DATA RECORDS:
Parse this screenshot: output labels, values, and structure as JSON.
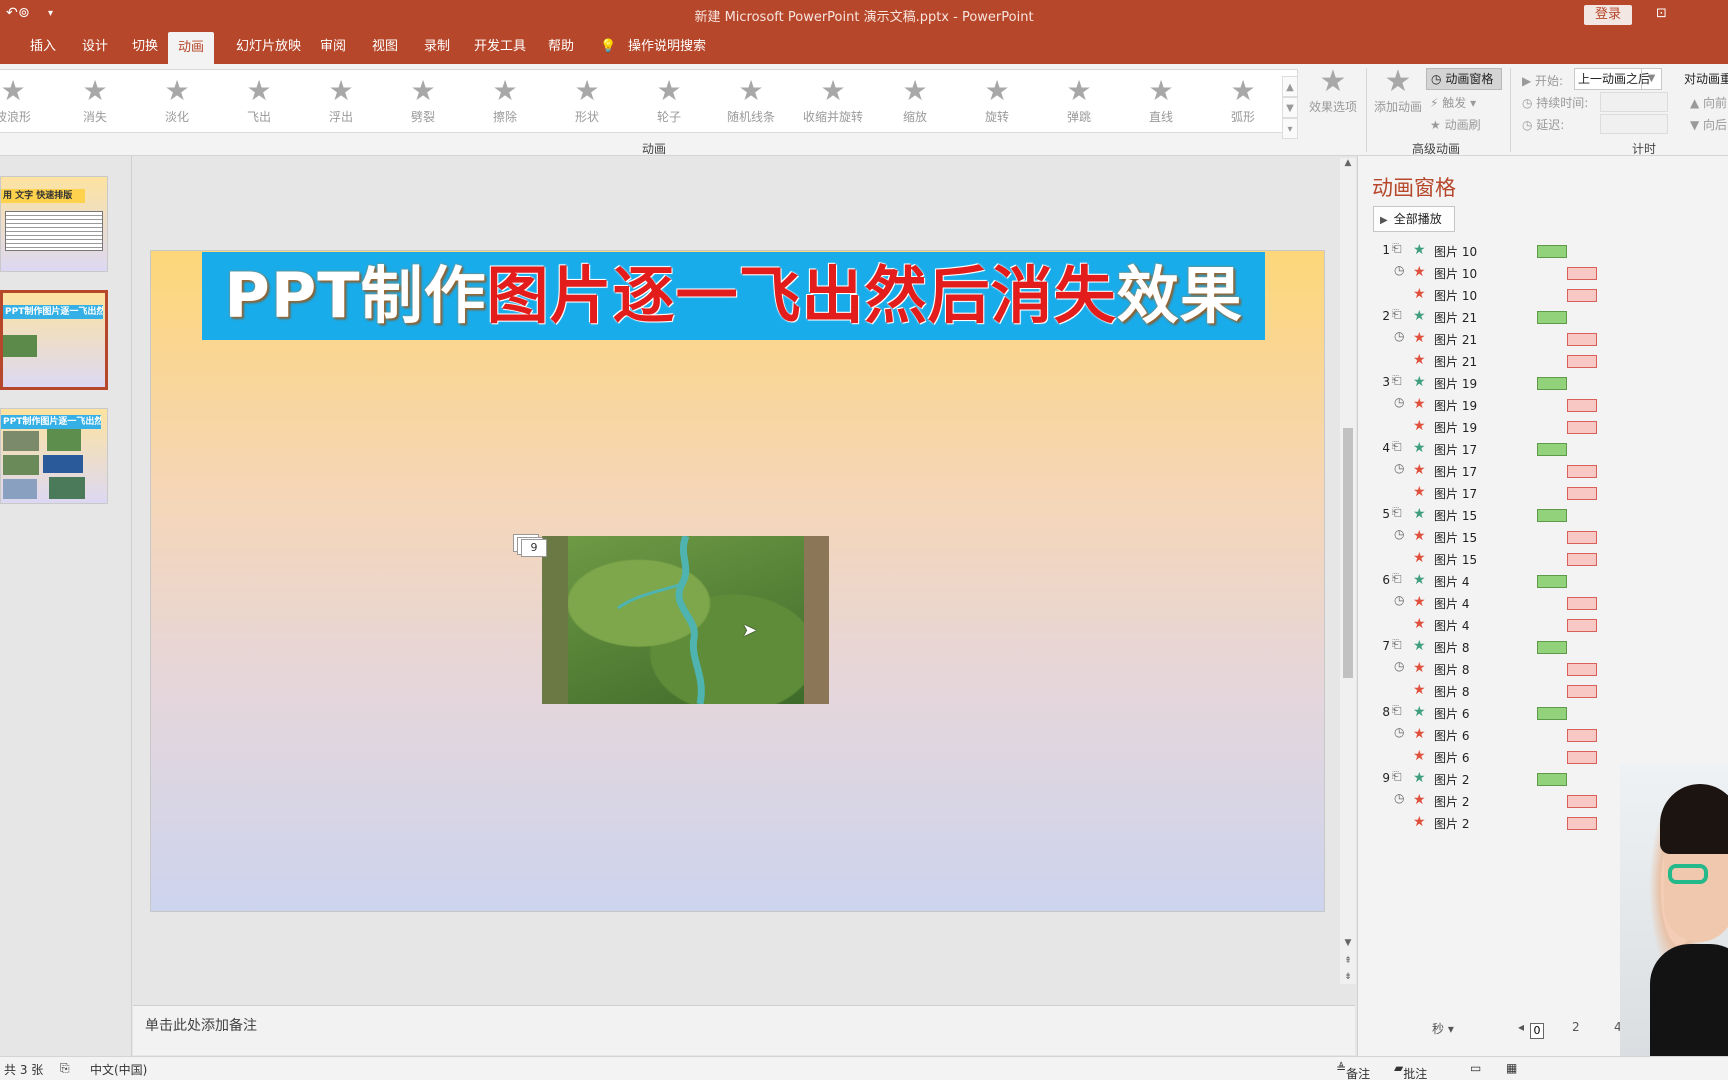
{
  "window": {
    "title": "新建 Microsoft PowerPoint 演示文稿.pptx  -  PowerPoint",
    "login_label": "登录"
  },
  "tabs": [
    {
      "label": "插入"
    },
    {
      "label": "设计"
    },
    {
      "label": "切换"
    },
    {
      "label": "动画",
      "active": true
    },
    {
      "label": "幻灯片放映"
    },
    {
      "label": "审阅"
    },
    {
      "label": "视图"
    },
    {
      "label": "录制"
    },
    {
      "label": "开发工具"
    },
    {
      "label": "帮助"
    },
    {
      "label": "操作说明搜索"
    }
  ],
  "ribbon": {
    "gallery_items": [
      "波浪形",
      "消失",
      "淡化",
      "飞出",
      "浮出",
      "劈裂",
      "擦除",
      "形状",
      "轮子",
      "随机线条",
      "收缩并旋转",
      "缩放",
      "旋转",
      "弹跳",
      "直线",
      "弧形"
    ],
    "effect_options_label": "效果选项",
    "group_animation_label": "动画",
    "add_animation_label": "添加动画",
    "animation_pane_label": "动画窗格",
    "trigger_label": "触发",
    "painter_label": "动画刷",
    "group_advanced_label": "高级动画",
    "start_label": "开始:",
    "start_value": "上一动画之后",
    "duration_label": "持续时间:",
    "delay_label": "延迟:",
    "reorder_label": "对动画重",
    "move_earlier_label": "向前",
    "move_later_label": "向后",
    "group_timing_label": "计时"
  },
  "thumbnails": {
    "slide1_title": "用 文字 快速排版",
    "slide2_title": "PPT制作图片逐一飞出然后消失效果",
    "slide3_title": "PPT制作图片逐一飞出然后消失效果"
  },
  "slide": {
    "title_part1": "PPT制作",
    "title_part2": "图片逐一飞出然后消失",
    "title_part3": "效果",
    "badge_number": "9"
  },
  "notes_placeholder": "单击此处添加备注",
  "pane": {
    "title": "动画窗格",
    "play_all_label": "全部播放",
    "items": [
      {
        "num": "1",
        "name": "图片 10",
        "type": "enter"
      },
      {
        "num": "",
        "name": "图片 10",
        "type": "exit",
        "clock": true
      },
      {
        "num": "",
        "name": "图片 10",
        "type": "exit"
      },
      {
        "num": "2",
        "name": "图片 21",
        "type": "enter"
      },
      {
        "num": "",
        "name": "图片 21",
        "type": "exit",
        "clock": true
      },
      {
        "num": "",
        "name": "图片 21",
        "type": "exit"
      },
      {
        "num": "3",
        "name": "图片 19",
        "type": "enter"
      },
      {
        "num": "",
        "name": "图片 19",
        "type": "exit",
        "clock": true
      },
      {
        "num": "",
        "name": "图片 19",
        "type": "exit"
      },
      {
        "num": "4",
        "name": "图片 17",
        "type": "enter"
      },
      {
        "num": "",
        "name": "图片 17",
        "type": "exit",
        "clock": true
      },
      {
        "num": "",
        "name": "图片 17",
        "type": "exit"
      },
      {
        "num": "5",
        "name": "图片 15",
        "type": "enter"
      },
      {
        "num": "",
        "name": "图片 15",
        "type": "exit",
        "clock": true
      },
      {
        "num": "",
        "name": "图片 15",
        "type": "exit"
      },
      {
        "num": "6",
        "name": "图片 4",
        "type": "enter"
      },
      {
        "num": "",
        "name": "图片 4",
        "type": "exit",
        "clock": true
      },
      {
        "num": "",
        "name": "图片 4",
        "type": "exit"
      },
      {
        "num": "7",
        "name": "图片 8",
        "type": "enter"
      },
      {
        "num": "",
        "name": "图片 8",
        "type": "exit",
        "clock": true
      },
      {
        "num": "",
        "name": "图片 8",
        "type": "exit"
      },
      {
        "num": "8",
        "name": "图片 6",
        "type": "enter"
      },
      {
        "num": "",
        "name": "图片 6",
        "type": "exit",
        "clock": true
      },
      {
        "num": "",
        "name": "图片 6",
        "type": "exit"
      },
      {
        "num": "9",
        "name": "图片 2",
        "type": "enter"
      },
      {
        "num": "",
        "name": "图片 2",
        "type": "exit",
        "clock": true
      },
      {
        "num": "",
        "name": "图片 2",
        "type": "exit"
      }
    ],
    "seconds_label": "秒",
    "timeline_ticks": [
      "0",
      "2",
      "4"
    ]
  },
  "colors": {
    "brand": "#b7472a",
    "enter_star": "#3f9f7f",
    "exit_star": "#e0503c",
    "enter_bar": "#92d27a",
    "exit_bar": "#f8c8c4"
  },
  "status": {
    "slide_count": "共 3 张",
    "language": "中文(中国)",
    "notes_label": "备注",
    "comments_label": "批注"
  }
}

PROBLEM DESCRIPTION: Count every line above that holds the word "动画窗格", and state the number and nothing more.

IN RESPONSE: 2